_DIRECTIVE_
Extract each line containing the string "ffffff".
========================================
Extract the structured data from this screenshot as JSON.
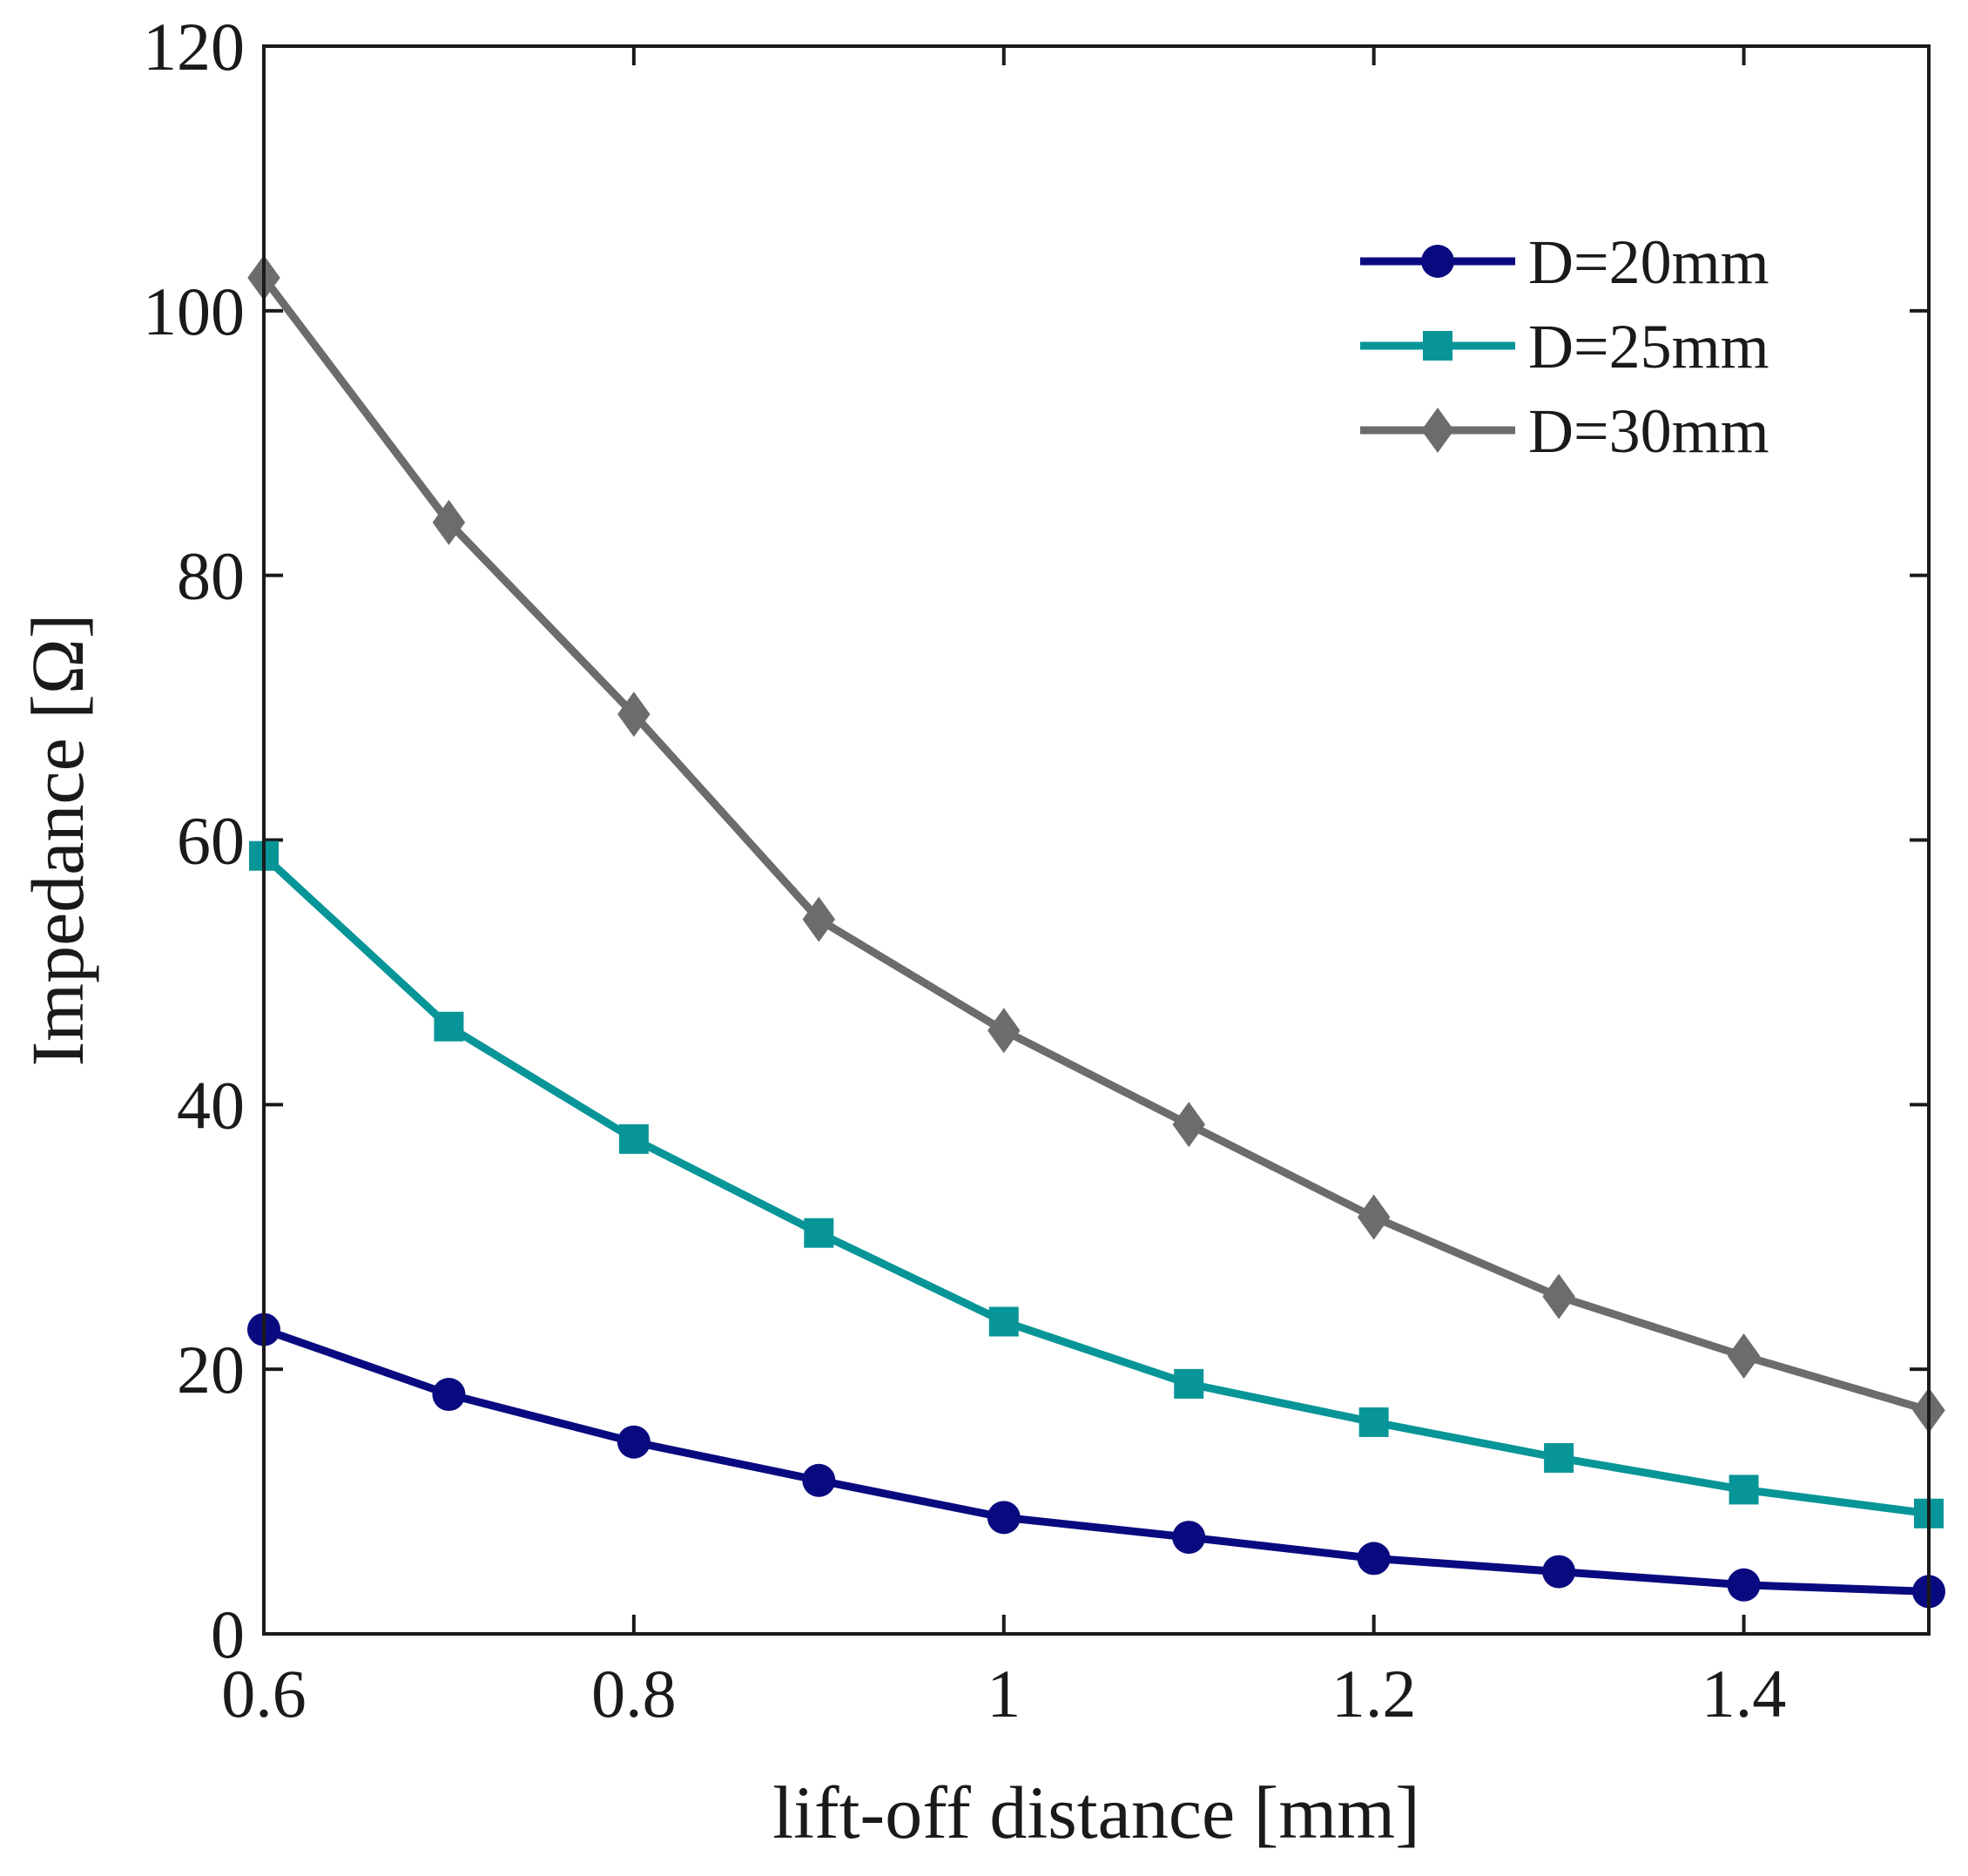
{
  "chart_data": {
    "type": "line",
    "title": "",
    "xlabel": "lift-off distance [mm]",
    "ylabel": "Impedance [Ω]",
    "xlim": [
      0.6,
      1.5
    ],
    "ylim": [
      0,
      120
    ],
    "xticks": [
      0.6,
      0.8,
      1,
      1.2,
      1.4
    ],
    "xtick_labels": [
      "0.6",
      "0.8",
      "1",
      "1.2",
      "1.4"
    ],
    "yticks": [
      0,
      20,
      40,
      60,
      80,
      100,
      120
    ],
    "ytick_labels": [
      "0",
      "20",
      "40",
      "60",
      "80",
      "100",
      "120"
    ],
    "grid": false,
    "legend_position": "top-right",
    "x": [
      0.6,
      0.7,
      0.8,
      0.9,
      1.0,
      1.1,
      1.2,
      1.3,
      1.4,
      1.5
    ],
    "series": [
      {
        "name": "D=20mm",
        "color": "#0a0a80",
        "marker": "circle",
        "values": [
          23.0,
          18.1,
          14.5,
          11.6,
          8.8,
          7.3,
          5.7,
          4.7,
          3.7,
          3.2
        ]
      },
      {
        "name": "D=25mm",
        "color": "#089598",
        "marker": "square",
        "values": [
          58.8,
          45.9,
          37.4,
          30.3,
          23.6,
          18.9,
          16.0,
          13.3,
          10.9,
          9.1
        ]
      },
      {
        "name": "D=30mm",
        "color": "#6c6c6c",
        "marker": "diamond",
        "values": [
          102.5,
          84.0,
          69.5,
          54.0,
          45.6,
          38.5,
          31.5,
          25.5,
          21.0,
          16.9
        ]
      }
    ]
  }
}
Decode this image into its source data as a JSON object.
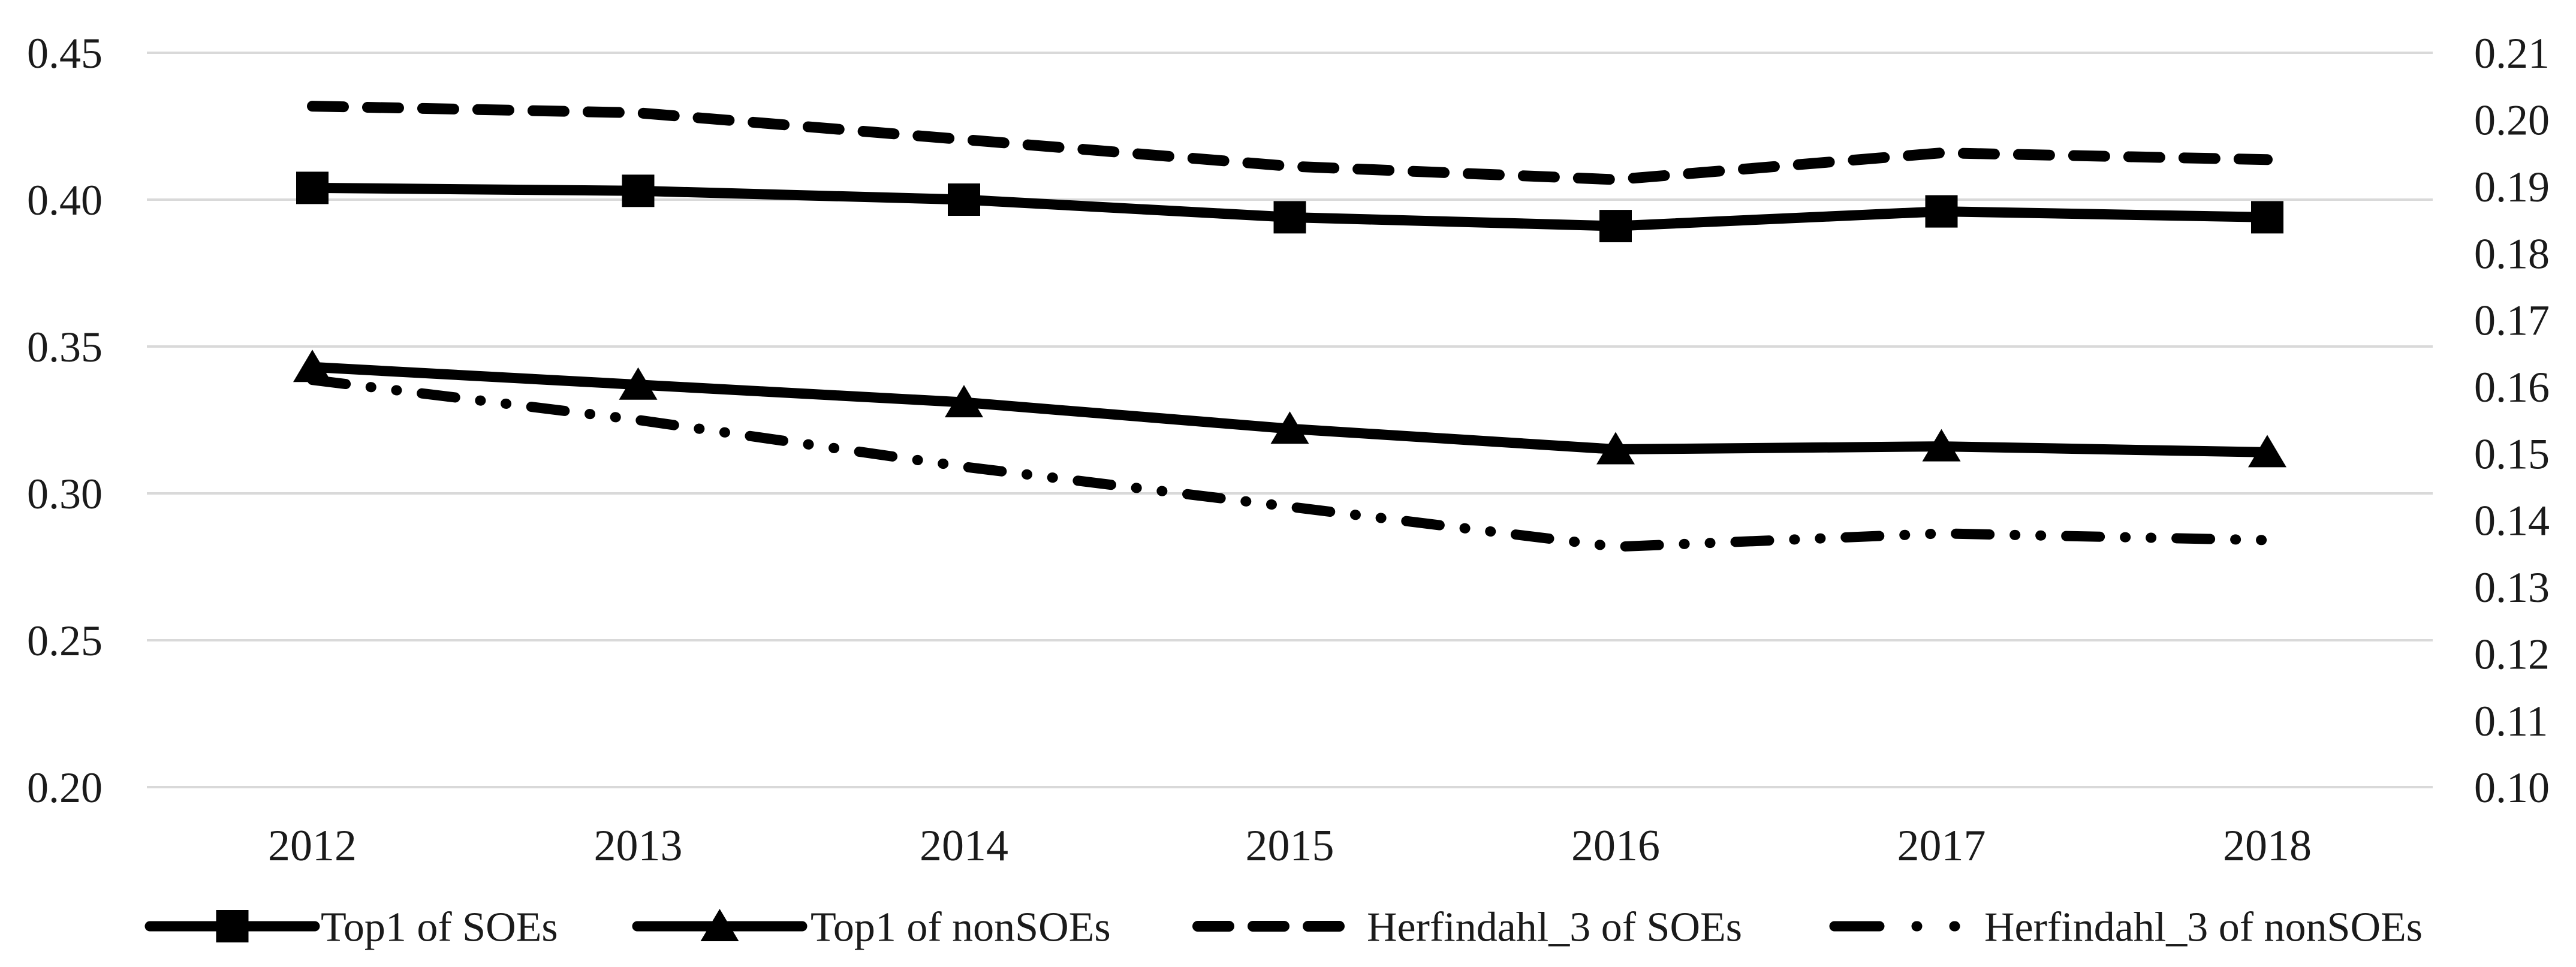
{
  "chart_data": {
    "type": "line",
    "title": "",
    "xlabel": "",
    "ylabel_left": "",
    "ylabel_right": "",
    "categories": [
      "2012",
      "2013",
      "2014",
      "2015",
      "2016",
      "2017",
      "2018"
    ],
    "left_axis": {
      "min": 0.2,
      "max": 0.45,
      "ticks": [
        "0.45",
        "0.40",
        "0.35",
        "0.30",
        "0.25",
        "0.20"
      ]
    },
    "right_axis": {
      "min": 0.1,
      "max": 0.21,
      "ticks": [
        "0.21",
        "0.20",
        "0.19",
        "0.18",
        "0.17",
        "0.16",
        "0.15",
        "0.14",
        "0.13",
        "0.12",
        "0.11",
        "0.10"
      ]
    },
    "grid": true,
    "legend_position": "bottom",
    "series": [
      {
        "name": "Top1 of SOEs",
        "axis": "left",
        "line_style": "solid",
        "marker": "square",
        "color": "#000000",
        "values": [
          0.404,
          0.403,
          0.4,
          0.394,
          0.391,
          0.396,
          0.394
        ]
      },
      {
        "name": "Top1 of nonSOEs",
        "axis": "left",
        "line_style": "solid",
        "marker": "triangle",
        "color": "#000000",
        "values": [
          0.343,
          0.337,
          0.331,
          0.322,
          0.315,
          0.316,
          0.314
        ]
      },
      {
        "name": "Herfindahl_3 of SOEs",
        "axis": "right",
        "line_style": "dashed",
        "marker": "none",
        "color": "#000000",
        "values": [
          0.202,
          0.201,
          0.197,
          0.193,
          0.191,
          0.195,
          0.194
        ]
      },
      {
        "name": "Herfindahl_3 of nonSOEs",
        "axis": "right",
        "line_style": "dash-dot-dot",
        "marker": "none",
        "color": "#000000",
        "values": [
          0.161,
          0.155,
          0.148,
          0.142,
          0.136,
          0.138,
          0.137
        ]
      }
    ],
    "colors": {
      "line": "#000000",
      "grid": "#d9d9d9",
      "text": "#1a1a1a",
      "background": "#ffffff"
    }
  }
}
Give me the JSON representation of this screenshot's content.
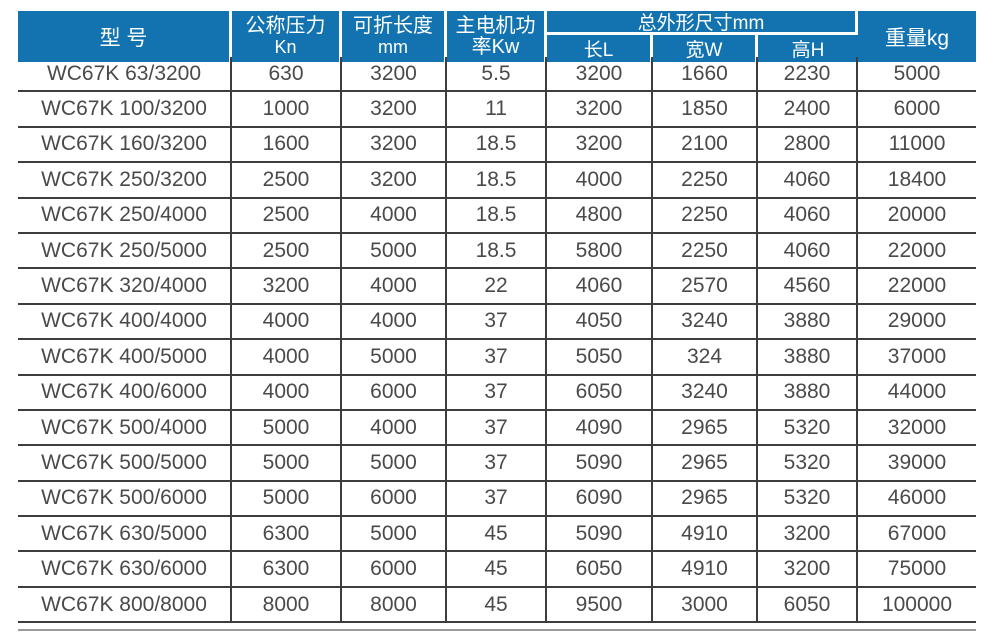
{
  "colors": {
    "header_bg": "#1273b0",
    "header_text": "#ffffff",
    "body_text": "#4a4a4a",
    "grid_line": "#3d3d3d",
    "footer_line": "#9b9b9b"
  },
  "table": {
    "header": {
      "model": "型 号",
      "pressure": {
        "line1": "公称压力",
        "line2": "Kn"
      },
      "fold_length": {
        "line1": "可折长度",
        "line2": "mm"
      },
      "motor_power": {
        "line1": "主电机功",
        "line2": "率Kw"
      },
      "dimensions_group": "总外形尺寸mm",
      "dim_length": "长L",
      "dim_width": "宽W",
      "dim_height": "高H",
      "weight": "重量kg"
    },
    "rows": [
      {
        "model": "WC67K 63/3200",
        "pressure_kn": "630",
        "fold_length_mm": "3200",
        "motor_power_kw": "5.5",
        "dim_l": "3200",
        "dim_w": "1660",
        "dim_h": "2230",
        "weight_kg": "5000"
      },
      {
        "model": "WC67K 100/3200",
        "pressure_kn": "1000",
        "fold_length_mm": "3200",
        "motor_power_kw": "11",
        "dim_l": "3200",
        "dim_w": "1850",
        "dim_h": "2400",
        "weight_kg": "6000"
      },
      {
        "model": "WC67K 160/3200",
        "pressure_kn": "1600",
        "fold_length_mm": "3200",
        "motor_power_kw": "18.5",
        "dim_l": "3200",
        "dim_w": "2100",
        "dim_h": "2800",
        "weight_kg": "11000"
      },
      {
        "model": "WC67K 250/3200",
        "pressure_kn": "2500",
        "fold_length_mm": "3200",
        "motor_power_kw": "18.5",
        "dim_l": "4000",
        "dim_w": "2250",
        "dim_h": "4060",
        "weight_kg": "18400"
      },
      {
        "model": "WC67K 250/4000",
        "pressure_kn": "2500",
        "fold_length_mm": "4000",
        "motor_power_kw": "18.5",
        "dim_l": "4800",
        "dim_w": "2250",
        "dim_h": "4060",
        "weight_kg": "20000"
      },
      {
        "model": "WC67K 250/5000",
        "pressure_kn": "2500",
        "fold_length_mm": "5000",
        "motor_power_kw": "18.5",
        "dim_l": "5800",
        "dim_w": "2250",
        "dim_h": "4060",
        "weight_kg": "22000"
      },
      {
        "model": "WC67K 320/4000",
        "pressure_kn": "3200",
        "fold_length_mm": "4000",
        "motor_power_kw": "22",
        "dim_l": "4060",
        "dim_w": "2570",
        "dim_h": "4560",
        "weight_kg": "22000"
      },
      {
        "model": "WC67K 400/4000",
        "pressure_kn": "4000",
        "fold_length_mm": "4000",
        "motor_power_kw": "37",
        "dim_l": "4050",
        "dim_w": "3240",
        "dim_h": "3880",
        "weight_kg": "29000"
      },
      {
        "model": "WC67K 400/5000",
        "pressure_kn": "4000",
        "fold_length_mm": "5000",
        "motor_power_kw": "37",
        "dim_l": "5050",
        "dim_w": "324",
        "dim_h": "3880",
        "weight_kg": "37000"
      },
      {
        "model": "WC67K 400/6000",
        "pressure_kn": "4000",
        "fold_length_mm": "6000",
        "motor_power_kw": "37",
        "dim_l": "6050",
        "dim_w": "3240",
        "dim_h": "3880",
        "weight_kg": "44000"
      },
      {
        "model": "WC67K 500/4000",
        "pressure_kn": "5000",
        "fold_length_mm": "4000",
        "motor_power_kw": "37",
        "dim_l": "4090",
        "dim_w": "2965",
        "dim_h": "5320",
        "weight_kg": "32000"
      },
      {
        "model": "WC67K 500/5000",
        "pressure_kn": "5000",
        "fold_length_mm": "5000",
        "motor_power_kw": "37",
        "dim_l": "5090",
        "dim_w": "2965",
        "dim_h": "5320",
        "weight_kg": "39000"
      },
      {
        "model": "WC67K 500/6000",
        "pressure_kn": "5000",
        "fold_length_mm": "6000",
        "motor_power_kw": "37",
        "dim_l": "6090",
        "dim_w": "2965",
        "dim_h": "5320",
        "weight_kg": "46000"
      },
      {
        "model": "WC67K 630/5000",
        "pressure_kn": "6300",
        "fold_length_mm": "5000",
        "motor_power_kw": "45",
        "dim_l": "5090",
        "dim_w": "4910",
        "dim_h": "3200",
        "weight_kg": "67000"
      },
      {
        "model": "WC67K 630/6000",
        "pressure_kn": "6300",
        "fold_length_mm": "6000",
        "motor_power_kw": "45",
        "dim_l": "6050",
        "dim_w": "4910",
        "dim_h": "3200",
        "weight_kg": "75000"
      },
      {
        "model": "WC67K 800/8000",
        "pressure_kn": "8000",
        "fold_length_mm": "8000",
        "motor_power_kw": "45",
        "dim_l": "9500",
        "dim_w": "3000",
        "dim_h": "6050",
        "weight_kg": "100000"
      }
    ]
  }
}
========================================
_RESULT OF THIS EXERCISE_
      "background": "#ffffff"
    "header_text": "#ffffff",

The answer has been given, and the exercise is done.